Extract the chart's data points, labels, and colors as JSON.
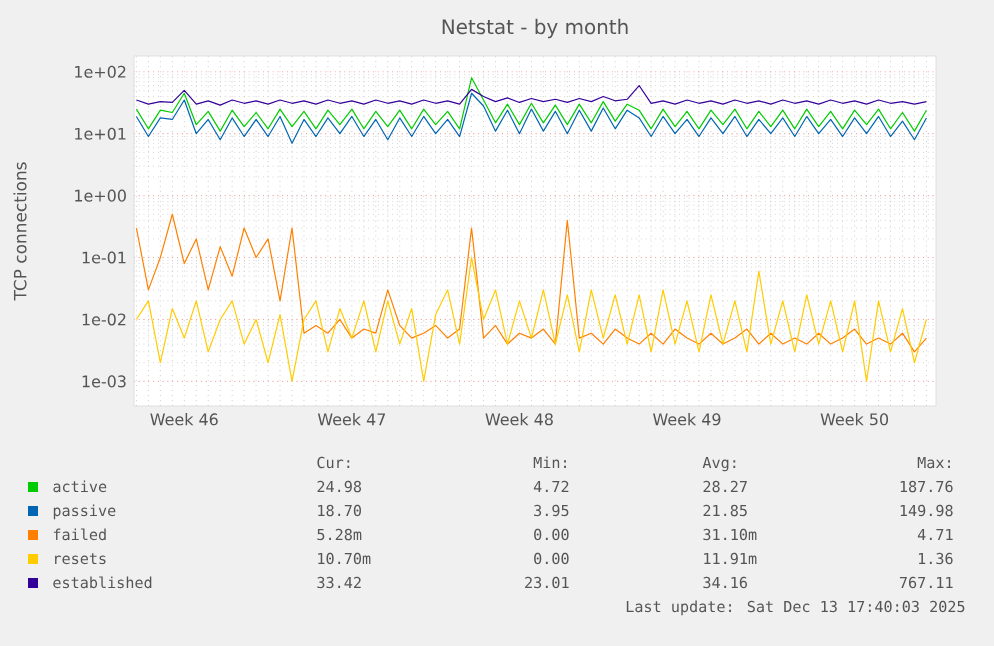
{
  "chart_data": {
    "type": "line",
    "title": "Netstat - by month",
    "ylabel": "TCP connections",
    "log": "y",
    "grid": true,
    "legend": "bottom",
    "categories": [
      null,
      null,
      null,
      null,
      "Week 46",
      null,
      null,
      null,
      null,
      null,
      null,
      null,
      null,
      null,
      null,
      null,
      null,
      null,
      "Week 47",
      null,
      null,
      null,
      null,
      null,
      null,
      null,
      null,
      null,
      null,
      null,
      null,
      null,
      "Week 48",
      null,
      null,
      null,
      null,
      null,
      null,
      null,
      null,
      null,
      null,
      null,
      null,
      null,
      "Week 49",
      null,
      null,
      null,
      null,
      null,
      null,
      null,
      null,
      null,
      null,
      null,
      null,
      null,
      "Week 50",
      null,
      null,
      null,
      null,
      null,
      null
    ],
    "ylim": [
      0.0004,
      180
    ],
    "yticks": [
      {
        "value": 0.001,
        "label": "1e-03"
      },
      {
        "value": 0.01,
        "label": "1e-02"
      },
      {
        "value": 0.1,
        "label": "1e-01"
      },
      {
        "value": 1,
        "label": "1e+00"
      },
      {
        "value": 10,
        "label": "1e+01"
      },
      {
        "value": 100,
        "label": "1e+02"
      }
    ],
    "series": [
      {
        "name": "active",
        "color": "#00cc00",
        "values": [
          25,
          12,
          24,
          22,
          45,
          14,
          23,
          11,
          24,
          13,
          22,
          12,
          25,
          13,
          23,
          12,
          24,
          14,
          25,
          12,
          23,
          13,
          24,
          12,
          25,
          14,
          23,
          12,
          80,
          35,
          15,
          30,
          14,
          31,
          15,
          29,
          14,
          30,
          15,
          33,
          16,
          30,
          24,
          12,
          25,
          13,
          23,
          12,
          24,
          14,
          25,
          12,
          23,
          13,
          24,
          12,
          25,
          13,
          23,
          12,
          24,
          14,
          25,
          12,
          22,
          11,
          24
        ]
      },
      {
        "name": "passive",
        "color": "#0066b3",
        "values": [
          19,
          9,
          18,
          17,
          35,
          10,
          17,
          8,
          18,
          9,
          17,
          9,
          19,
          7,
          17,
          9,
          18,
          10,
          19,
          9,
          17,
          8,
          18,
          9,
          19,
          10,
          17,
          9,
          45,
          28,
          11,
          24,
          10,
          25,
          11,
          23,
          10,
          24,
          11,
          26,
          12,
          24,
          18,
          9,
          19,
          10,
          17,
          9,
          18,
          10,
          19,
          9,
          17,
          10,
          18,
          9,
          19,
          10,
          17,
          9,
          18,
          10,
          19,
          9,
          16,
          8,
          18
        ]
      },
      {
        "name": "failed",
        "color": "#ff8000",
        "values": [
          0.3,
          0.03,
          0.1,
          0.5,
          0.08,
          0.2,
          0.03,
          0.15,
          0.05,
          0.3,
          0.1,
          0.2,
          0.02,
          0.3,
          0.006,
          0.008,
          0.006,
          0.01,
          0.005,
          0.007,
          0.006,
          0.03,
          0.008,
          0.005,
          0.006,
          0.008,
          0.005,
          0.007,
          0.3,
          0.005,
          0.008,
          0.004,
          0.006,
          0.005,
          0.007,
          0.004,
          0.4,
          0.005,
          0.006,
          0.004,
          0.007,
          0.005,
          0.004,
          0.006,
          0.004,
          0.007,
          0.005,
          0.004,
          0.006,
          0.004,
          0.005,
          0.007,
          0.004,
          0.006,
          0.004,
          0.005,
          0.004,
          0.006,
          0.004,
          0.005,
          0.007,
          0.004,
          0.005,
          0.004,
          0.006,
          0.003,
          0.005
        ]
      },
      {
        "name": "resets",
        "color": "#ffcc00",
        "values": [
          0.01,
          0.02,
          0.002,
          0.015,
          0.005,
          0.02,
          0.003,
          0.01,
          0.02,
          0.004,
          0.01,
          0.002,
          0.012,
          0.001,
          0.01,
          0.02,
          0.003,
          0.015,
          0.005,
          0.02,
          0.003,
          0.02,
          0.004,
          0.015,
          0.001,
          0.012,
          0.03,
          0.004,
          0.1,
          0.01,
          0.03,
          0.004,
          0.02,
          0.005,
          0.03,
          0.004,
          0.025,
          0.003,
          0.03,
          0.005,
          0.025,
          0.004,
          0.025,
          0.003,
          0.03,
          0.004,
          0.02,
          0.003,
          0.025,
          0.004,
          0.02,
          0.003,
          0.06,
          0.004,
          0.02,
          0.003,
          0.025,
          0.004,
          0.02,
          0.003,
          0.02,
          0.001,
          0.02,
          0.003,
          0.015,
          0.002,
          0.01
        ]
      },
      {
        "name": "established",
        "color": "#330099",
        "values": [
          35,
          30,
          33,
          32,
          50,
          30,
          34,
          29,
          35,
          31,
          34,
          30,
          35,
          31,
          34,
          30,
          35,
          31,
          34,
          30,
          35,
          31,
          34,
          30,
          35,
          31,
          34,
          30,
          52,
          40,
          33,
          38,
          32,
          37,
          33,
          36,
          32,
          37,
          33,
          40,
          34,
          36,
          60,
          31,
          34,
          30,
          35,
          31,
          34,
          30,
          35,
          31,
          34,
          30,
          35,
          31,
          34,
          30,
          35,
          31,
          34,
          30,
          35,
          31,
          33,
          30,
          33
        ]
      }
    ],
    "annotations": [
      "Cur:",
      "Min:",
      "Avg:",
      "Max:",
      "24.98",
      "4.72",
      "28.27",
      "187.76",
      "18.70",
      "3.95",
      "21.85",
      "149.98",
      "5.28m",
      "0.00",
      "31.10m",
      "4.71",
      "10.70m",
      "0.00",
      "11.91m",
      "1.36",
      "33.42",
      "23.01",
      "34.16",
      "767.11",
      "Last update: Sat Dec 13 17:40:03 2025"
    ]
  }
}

•••••

From the listing, extract all text exactly as given and drop any picture.

Extract the chart's data points, labels, and colors as JSON.
{
  "chart_data": {
    "type": "line",
    "title": "Netstat - by month",
    "ylabel": "TCP connections",
    "log": "y",
    "grid": true,
    "legend": "bottom",
    "categories": [
      null,
      null,
      null,
      null,
      "Week 46",
      null,
      null,
      null,
      null,
      null,
      null,
      null,
      null,
      null,
      null,
      null,
      null,
      null,
      "Week 47",
      null,
      null,
      null,
      null,
      null,
      null,
      null,
      null,
      null,
      null,
      null,
      null,
      null,
      "Week 48",
      null,
      null,
      null,
      null,
      null,
      null,
      null,
      null,
      null,
      null,
      null,
      null,
      null,
      "Week 49",
      null,
      null,
      null,
      null,
      null,
      null,
      null,
      null,
      null,
      null,
      null,
      null,
      null,
      "Week 50",
      null,
      null,
      null,
      null,
      null,
      null
    ],
    "ylim": [
      0.0004,
      180
    ],
    "yticks": [
      {
        "value": 0.001,
        "label": "1e-03"
      },
      {
        "value": 0.01,
        "label": "1e-02"
      },
      {
        "value": 0.1,
        "label": "1e-01"
      },
      {
        "value": 1,
        "label": "1e+00"
      },
      {
        "value": 10,
        "label": "1e+01"
      },
      {
        "value": 100,
        "label": "1e+02"
      }
    ],
    "series": [
      {
        "name": "active",
        "color": "#00cc00",
        "values": [
          25,
          12,
          24,
          22,
          45,
          14,
          23,
          11,
          24,
          13,
          22,
          12,
          25,
          13,
          23,
          12,
          24,
          14,
          25,
          12,
          23,
          13,
          24,
          12,
          25,
          14,
          23,
          12,
          80,
          35,
          15,
          30,
          14,
          31,
          15,
          29,
          14,
          30,
          15,
          33,
          16,
          30,
          24,
          12,
          25,
          13,
          23,
          12,
          24,
          14,
          25,
          12,
          23,
          13,
          24,
          12,
          25,
          13,
          23,
          12,
          24,
          14,
          25,
          12,
          22,
          11,
          24
        ]
      },
      {
        "name": "passive",
        "color": "#0066b3",
        "values": [
          19,
          9,
          18,
          17,
          35,
          10,
          17,
          8,
          18,
          9,
          17,
          9,
          19,
          7,
          17,
          9,
          18,
          10,
          19,
          9,
          17,
          8,
          18,
          9,
          19,
          10,
          17,
          9,
          45,
          28,
          11,
          24,
          10,
          25,
          11,
          23,
          10,
          24,
          11,
          26,
          12,
          24,
          18,
          9,
          19,
          10,
          17,
          9,
          18,
          10,
          19,
          9,
          17,
          10,
          18,
          9,
          19,
          10,
          17,
          9,
          18,
          10,
          19,
          9,
          16,
          8,
          18
        ]
      },
      {
        "name": "failed",
        "color": "#ff8000",
        "values": [
          0.3,
          0.03,
          0.1,
          0.5,
          0.08,
          0.2,
          0.03,
          0.15,
          0.05,
          0.3,
          0.1,
          0.2,
          0.02,
          0.3,
          0.006,
          0.008,
          0.006,
          0.01,
          0.005,
          0.007,
          0.006,
          0.03,
          0.008,
          0.005,
          0.006,
          0.008,
          0.005,
          0.007,
          0.3,
          0.005,
          0.008,
          0.004,
          0.006,
          0.005,
          0.007,
          0.004,
          0.4,
          0.005,
          0.006,
          0.004,
          0.007,
          0.005,
          0.004,
          0.006,
          0.004,
          0.007,
          0.005,
          0.004,
          0.006,
          0.004,
          0.005,
          0.007,
          0.004,
          0.006,
          0.004,
          0.005,
          0.004,
          0.006,
          0.004,
          0.005,
          0.007,
          0.004,
          0.005,
          0.004,
          0.006,
          0.003,
          0.005
        ]
      },
      {
        "name": "resets",
        "color": "#ffcc00",
        "values": [
          0.01,
          0.02,
          0.002,
          0.015,
          0.005,
          0.02,
          0.003,
          0.01,
          0.02,
          0.004,
          0.01,
          0.002,
          0.012,
          0.001,
          0.01,
          0.02,
          0.003,
          0.015,
          0.005,
          0.02,
          0.003,
          0.02,
          0.004,
          0.015,
          0.001,
          0.012,
          0.03,
          0.004,
          0.1,
          0.01,
          0.03,
          0.004,
          0.02,
          0.005,
          0.03,
          0.004,
          0.025,
          0.003,
          0.03,
          0.005,
          0.025,
          0.004,
          0.025,
          0.003,
          0.03,
          0.004,
          0.02,
          0.003,
          0.025,
          0.004,
          0.02,
          0.003,
          0.06,
          0.004,
          0.02,
          0.003,
          0.025,
          0.004,
          0.02,
          0.003,
          0.02,
          0.001,
          0.02,
          0.003,
          0.015,
          0.002,
          0.01
        ]
      },
      {
        "name": "established",
        "color": "#330099",
        "values": [
          35,
          30,
          33,
          32,
          50,
          30,
          34,
          29,
          35,
          31,
          34,
          30,
          35,
          31,
          34,
          30,
          35,
          31,
          34,
          30,
          35,
          31,
          34,
          30,
          35,
          31,
          34,
          30,
          52,
          40,
          33,
          38,
          32,
          37,
          33,
          36,
          32,
          37,
          33,
          40,
          34,
          36,
          60,
          31,
          34,
          30,
          35,
          31,
          34,
          30,
          35,
          31,
          34,
          30,
          35,
          31,
          34,
          30,
          35,
          31,
          34,
          30,
          35,
          31,
          33,
          30,
          33
        ]
      }
    ],
    "annotations": [
      "Cur:",
      "Min:",
      "Avg:",
      "Max:",
      "24.98",
      "4.72",
      "28.27",
      "187.76",
      "18.70",
      "3.95",
      "21.85",
      "149.98",
      "5.28m",
      "0.00",
      "31.10m",
      "4.71",
      "10.70m",
      "0.00",
      "11.91m",
      "1.36",
      "33.42",
      "23.01",
      "34.16",
      "767.11",
      "Last update: Sat Dec 13 17:40:03 2025"
    ]
  }
}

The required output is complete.